- [DATA LISTING]
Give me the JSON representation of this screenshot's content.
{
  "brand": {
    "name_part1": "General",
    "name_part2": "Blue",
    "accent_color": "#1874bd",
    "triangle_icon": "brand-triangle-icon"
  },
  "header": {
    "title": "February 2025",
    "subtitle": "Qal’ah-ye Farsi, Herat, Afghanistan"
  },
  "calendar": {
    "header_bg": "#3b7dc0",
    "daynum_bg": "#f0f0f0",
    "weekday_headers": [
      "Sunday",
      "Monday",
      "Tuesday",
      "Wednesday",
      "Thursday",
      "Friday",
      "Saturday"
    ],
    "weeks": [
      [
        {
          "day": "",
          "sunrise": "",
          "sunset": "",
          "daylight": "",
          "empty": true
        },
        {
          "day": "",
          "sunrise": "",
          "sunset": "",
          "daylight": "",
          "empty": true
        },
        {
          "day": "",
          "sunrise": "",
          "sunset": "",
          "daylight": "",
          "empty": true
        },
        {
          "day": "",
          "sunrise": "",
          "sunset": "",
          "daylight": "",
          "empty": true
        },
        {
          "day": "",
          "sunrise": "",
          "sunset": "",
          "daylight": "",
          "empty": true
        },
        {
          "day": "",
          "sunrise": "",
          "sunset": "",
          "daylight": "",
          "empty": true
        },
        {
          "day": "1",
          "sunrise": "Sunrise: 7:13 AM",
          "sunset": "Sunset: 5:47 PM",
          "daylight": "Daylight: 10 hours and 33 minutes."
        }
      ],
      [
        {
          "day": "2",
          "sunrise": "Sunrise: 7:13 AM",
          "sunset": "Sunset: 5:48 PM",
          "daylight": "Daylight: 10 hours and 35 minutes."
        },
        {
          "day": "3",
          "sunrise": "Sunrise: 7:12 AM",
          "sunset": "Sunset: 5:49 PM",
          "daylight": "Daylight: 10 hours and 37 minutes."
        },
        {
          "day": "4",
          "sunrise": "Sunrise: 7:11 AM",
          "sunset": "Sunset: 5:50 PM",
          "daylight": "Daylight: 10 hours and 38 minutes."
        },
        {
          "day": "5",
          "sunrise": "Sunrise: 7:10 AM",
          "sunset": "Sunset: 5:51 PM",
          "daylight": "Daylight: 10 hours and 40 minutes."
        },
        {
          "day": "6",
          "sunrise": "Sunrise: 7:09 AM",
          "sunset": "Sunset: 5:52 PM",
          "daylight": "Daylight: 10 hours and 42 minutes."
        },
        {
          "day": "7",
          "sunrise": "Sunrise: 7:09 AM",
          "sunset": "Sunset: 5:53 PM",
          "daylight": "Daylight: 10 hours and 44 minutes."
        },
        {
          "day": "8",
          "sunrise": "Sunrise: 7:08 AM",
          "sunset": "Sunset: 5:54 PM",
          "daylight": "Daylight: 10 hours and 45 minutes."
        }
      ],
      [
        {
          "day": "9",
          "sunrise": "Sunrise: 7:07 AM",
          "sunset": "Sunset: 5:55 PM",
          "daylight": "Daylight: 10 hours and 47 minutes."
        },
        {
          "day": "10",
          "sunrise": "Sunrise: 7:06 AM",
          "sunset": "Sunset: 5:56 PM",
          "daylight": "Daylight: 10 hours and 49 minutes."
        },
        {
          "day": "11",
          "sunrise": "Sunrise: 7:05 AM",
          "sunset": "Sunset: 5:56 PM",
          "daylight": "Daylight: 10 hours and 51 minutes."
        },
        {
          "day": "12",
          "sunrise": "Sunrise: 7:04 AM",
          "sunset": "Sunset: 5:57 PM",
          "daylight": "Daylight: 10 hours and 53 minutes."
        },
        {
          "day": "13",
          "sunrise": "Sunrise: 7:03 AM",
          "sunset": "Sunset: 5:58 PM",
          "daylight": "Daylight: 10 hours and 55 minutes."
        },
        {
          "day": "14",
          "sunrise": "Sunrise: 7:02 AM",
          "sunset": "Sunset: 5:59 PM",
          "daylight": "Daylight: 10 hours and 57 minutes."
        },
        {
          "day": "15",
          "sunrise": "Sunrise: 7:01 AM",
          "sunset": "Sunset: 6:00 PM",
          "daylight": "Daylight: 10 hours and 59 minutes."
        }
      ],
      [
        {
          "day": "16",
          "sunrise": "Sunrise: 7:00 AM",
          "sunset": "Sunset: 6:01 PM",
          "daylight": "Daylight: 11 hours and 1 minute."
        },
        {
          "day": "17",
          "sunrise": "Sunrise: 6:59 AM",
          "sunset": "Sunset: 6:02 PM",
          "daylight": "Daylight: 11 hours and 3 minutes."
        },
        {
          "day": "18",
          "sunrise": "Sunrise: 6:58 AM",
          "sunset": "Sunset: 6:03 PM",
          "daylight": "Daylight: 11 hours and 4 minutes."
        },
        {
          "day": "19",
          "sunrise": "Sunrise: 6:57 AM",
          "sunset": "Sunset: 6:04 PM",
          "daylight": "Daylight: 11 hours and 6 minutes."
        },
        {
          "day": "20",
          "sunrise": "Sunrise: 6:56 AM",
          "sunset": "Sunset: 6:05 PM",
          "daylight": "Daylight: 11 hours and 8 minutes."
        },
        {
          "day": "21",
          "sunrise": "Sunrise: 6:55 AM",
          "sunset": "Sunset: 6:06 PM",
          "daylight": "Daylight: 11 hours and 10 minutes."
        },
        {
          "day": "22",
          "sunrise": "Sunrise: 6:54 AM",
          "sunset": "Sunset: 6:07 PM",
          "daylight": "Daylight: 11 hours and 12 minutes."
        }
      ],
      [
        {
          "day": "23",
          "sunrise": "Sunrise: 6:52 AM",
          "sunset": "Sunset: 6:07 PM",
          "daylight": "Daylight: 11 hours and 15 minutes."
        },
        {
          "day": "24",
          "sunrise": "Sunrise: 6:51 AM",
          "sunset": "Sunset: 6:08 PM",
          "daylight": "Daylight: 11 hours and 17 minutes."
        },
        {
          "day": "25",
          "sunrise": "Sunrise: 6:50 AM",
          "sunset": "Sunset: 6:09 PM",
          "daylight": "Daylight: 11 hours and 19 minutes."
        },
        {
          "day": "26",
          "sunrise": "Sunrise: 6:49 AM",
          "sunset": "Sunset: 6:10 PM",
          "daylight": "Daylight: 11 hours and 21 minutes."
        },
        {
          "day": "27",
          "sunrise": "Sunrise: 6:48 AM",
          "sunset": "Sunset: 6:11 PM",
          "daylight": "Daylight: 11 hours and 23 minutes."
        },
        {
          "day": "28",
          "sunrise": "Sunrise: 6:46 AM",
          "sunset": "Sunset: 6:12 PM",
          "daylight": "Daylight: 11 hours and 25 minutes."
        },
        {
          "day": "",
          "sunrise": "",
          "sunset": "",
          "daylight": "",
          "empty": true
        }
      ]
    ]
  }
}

- [TASK OBJECTIVE] From the records above, extract everything verbatim.

- [RESPONSE TO THE EXERCISE]
Give me the JSON representation of this screenshot's content.
{
  "brand": {
    "name_part1": "General",
    "name_part2": "Blue",
    "accent_color": "#1874bd",
    "triangle_icon": "brand-triangle-icon"
  },
  "header": {
    "title": "February 2025",
    "subtitle": "Qal’ah-ye Farsi, Herat, Afghanistan"
  },
  "calendar": {
    "header_bg": "#3b7dc0",
    "daynum_bg": "#f0f0f0",
    "weekday_headers": [
      "Sunday",
      "Monday",
      "Tuesday",
      "Wednesday",
      "Thursday",
      "Friday",
      "Saturday"
    ],
    "weeks": [
      [
        {
          "day": "",
          "sunrise": "",
          "sunset": "",
          "daylight": "",
          "empty": true
        },
        {
          "day": "",
          "sunrise": "",
          "sunset": "",
          "daylight": "",
          "empty": true
        },
        {
          "day": "",
          "sunrise": "",
          "sunset": "",
          "daylight": "",
          "empty": true
        },
        {
          "day": "",
          "sunrise": "",
          "sunset": "",
          "daylight": "",
          "empty": true
        },
        {
          "day": "",
          "sunrise": "",
          "sunset": "",
          "daylight": "",
          "empty": true
        },
        {
          "day": "",
          "sunrise": "",
          "sunset": "",
          "daylight": "",
          "empty": true
        },
        {
          "day": "1",
          "sunrise": "Sunrise: 7:13 AM",
          "sunset": "Sunset: 5:47 PM",
          "daylight": "Daylight: 10 hours and 33 minutes."
        }
      ],
      [
        {
          "day": "2",
          "sunrise": "Sunrise: 7:13 AM",
          "sunset": "Sunset: 5:48 PM",
          "daylight": "Daylight: 10 hours and 35 minutes."
        },
        {
          "day": "3",
          "sunrise": "Sunrise: 7:12 AM",
          "sunset": "Sunset: 5:49 PM",
          "daylight": "Daylight: 10 hours and 37 minutes."
        },
        {
          "day": "4",
          "sunrise": "Sunrise: 7:11 AM",
          "sunset": "Sunset: 5:50 PM",
          "daylight": "Daylight: 10 hours and 38 minutes."
        },
        {
          "day": "5",
          "sunrise": "Sunrise: 7:10 AM",
          "sunset": "Sunset: 5:51 PM",
          "daylight": "Daylight: 10 hours and 40 minutes."
        },
        {
          "day": "6",
          "sunrise": "Sunrise: 7:09 AM",
          "sunset": "Sunset: 5:52 PM",
          "daylight": "Daylight: 10 hours and 42 minutes."
        },
        {
          "day": "7",
          "sunrise": "Sunrise: 7:09 AM",
          "sunset": "Sunset: 5:53 PM",
          "daylight": "Daylight: 10 hours and 44 minutes."
        },
        {
          "day": "8",
          "sunrise": "Sunrise: 7:08 AM",
          "sunset": "Sunset: 5:54 PM",
          "daylight": "Daylight: 10 hours and 45 minutes."
        }
      ],
      [
        {
          "day": "9",
          "sunrise": "Sunrise: 7:07 AM",
          "sunset": "Sunset: 5:55 PM",
          "daylight": "Daylight: 10 hours and 47 minutes."
        },
        {
          "day": "10",
          "sunrise": "Sunrise: 7:06 AM",
          "sunset": "Sunset: 5:56 PM",
          "daylight": "Daylight: 10 hours and 49 minutes."
        },
        {
          "day": "11",
          "sunrise": "Sunrise: 7:05 AM",
          "sunset": "Sunset: 5:56 PM",
          "daylight": "Daylight: 10 hours and 51 minutes."
        },
        {
          "day": "12",
          "sunrise": "Sunrise: 7:04 AM",
          "sunset": "Sunset: 5:57 PM",
          "daylight": "Daylight: 10 hours and 53 minutes."
        },
        {
          "day": "13",
          "sunrise": "Sunrise: 7:03 AM",
          "sunset": "Sunset: 5:58 PM",
          "daylight": "Daylight: 10 hours and 55 minutes."
        },
        {
          "day": "14",
          "sunrise": "Sunrise: 7:02 AM",
          "sunset": "Sunset: 5:59 PM",
          "daylight": "Daylight: 10 hours and 57 minutes."
        },
        {
          "day": "15",
          "sunrise": "Sunrise: 7:01 AM",
          "sunset": "Sunset: 6:00 PM",
          "daylight": "Daylight: 10 hours and 59 minutes."
        }
      ],
      [
        {
          "day": "16",
          "sunrise": "Sunrise: 7:00 AM",
          "sunset": "Sunset: 6:01 PM",
          "daylight": "Daylight: 11 hours and 1 minute."
        },
        {
          "day": "17",
          "sunrise": "Sunrise: 6:59 AM",
          "sunset": "Sunset: 6:02 PM",
          "daylight": "Daylight: 11 hours and 3 minutes."
        },
        {
          "day": "18",
          "sunrise": "Sunrise: 6:58 AM",
          "sunset": "Sunset: 6:03 PM",
          "daylight": "Daylight: 11 hours and 4 minutes."
        },
        {
          "day": "19",
          "sunrise": "Sunrise: 6:57 AM",
          "sunset": "Sunset: 6:04 PM",
          "daylight": "Daylight: 11 hours and 6 minutes."
        },
        {
          "day": "20",
          "sunrise": "Sunrise: 6:56 AM",
          "sunset": "Sunset: 6:05 PM",
          "daylight": "Daylight: 11 hours and 8 minutes."
        },
        {
          "day": "21",
          "sunrise": "Sunrise: 6:55 AM",
          "sunset": "Sunset: 6:06 PM",
          "daylight": "Daylight: 11 hours and 10 minutes."
        },
        {
          "day": "22",
          "sunrise": "Sunrise: 6:54 AM",
          "sunset": "Sunset: 6:07 PM",
          "daylight": "Daylight: 11 hours and 12 minutes."
        }
      ],
      [
        {
          "day": "23",
          "sunrise": "Sunrise: 6:52 AM",
          "sunset": "Sunset: 6:07 PM",
          "daylight": "Daylight: 11 hours and 15 minutes."
        },
        {
          "day": "24",
          "sunrise": "Sunrise: 6:51 AM",
          "sunset": "Sunset: 6:08 PM",
          "daylight": "Daylight: 11 hours and 17 minutes."
        },
        {
          "day": "25",
          "sunrise": "Sunrise: 6:50 AM",
          "sunset": "Sunset: 6:09 PM",
          "daylight": "Daylight: 11 hours and 19 minutes."
        },
        {
          "day": "26",
          "sunrise": "Sunrise: 6:49 AM",
          "sunset": "Sunset: 6:10 PM",
          "daylight": "Daylight: 11 hours and 21 minutes."
        },
        {
          "day": "27",
          "sunrise": "Sunrise: 6:48 AM",
          "sunset": "Sunset: 6:11 PM",
          "daylight": "Daylight: 11 hours and 23 minutes."
        },
        {
          "day": "28",
          "sunrise": "Sunrise: 6:46 AM",
          "sunset": "Sunset: 6:12 PM",
          "daylight": "Daylight: 11 hours and 25 minutes."
        },
        {
          "day": "",
          "sunrise": "",
          "sunset": "",
          "daylight": "",
          "empty": true
        }
      ]
    ]
  }
}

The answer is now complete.